## Start Material provided

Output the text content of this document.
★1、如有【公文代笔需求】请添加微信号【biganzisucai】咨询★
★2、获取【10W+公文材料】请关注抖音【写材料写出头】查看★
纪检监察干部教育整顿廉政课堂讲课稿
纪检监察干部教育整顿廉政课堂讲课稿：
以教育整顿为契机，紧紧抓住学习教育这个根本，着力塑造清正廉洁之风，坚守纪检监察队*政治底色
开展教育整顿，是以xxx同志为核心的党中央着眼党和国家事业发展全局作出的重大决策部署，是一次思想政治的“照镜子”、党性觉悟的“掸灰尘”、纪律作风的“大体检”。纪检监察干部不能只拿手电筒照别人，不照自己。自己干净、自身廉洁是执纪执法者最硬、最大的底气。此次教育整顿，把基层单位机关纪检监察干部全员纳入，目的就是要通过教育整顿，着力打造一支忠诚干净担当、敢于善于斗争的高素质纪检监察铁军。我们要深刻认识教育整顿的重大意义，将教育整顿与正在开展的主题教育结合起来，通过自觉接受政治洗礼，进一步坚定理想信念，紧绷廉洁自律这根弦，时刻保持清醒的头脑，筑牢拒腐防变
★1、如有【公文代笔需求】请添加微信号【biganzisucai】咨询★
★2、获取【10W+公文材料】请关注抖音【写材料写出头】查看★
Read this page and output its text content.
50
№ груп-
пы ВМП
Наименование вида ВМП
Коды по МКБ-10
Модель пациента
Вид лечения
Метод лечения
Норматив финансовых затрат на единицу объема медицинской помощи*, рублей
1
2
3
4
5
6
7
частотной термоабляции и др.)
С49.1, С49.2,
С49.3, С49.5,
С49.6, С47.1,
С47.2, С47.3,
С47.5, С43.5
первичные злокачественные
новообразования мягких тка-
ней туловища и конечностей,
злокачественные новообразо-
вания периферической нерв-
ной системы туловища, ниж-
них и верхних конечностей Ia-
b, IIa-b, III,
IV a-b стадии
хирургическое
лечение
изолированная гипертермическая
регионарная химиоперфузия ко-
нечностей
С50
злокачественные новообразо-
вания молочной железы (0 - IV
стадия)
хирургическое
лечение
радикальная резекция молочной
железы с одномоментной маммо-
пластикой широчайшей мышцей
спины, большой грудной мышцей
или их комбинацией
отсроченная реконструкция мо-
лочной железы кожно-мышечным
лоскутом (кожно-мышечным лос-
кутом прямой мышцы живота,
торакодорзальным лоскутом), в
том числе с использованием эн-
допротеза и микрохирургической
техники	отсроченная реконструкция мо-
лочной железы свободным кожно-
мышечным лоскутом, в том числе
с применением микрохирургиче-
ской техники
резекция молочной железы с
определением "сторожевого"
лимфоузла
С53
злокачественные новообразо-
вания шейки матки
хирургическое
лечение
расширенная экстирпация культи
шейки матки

## End Material provided

Directive —
Take the material above and return all of it exactly.

Output of the task —
Output the text content of this document.
★1、如有【公文代笔需求】请添加微信号【biganzisucai】咨询★
★2、获取【10W+公文材料】请关注抖音【写材料写出头】查看★
纪检监察干部教育整顿廉政课堂讲课稿
纪检监察干部教育整顿廉政课堂讲课稿：
以教育整顿为契机，紧紧抓住学习教育这个根本，着力塑造清正廉洁之风，坚守纪检监察队*政治底色
开展教育整顿，是以xxx同志为核心的党中央着眼党和国家事业发展全局作出的重大决策部署，是一次思想政治的“照镜子”、党性觉悟的“掸灰尘”、纪律作风的“大体检”。纪检监察干部不能只拿手电筒照别人，不照自己。自己干净、自身廉洁是执纪执法者最硬、最大的底气。此次教育整顿，把基层单位机关纪检监察干部全员纳入，目的就是要通过教育整顿，着力打造一支忠诚干净担当、敢于善于斗争的高素质纪检监察铁军。我们要深刻认识教育整顿的重大意义，将教育整顿与正在开展的主题教育结合起来，通过自觉接受政治洗礼，进一步坚定理想信念，紧绷廉洁自律这根弦，时刻保持清醒的头脑，筑牢拒腐防变
★1、如有【公文代笔需求】请添加微信号【biganzisucai】咨询★
★2、获取【10W+公文材料】请关注抖音【写材料写出头】查看★
Read this page and output its text content.
50
№ груп-
пы ВМП
Наименование вида ВМП
Коды по МКБ-10
Модель пациента
Вид лечения
Метод лечения
Норматив финансовых затрат на единицу объема медицинской помощи*, рублей
1
2
3
4
5
6
7
частотной термоабляции и др.)
С49.1, С49.2,
С49.3, С49.5,
С49.6, С47.1,
С47.2, С47.3,
С47.5, С43.5
первичные злокачественные
новообразования мягких тка-
ней туловища и конечностей,
злокачественные новообразо-
вания периферической нерв-
ной системы туловища, ниж-
них и верхних конечностей Ia-
b, IIa-b, III,
IV a-b стадии
хирургическое
лечение
изолированная гипертермическая
регионарная химиоперфузия ко-
нечностей
С50
злокачественные новообразо-
вания молочной железы (0 - IV
стадия)
хирургическое
лечение
радикальная резекция молочной
железы с одномоментной маммо-
пластикой широчайшей мышцей
спины, большой грудной мышцей
или их комбинацией
отсроченная реконструкция мо-
лочной железы кожно-мышечным
лоскутом (кожно-мышечным лос-
кутом прямой мышцы живота,
торакодорзальным лоскутом), в
том числе с использованием эн-
допротеза и микрохирургической
техники	отсроченная реконструкция мо-
лочной железы свободным кожно-
мышечным лоскутом, в том числе
с применением микрохирургиче-
ской техники
резекция молочной железы с
определением "сторожевого"
лимфоузла
С53
злокачественные новообразо-
вания шейки матки
хирургическое
лечение
расширенная экстирпация культи
шейки матки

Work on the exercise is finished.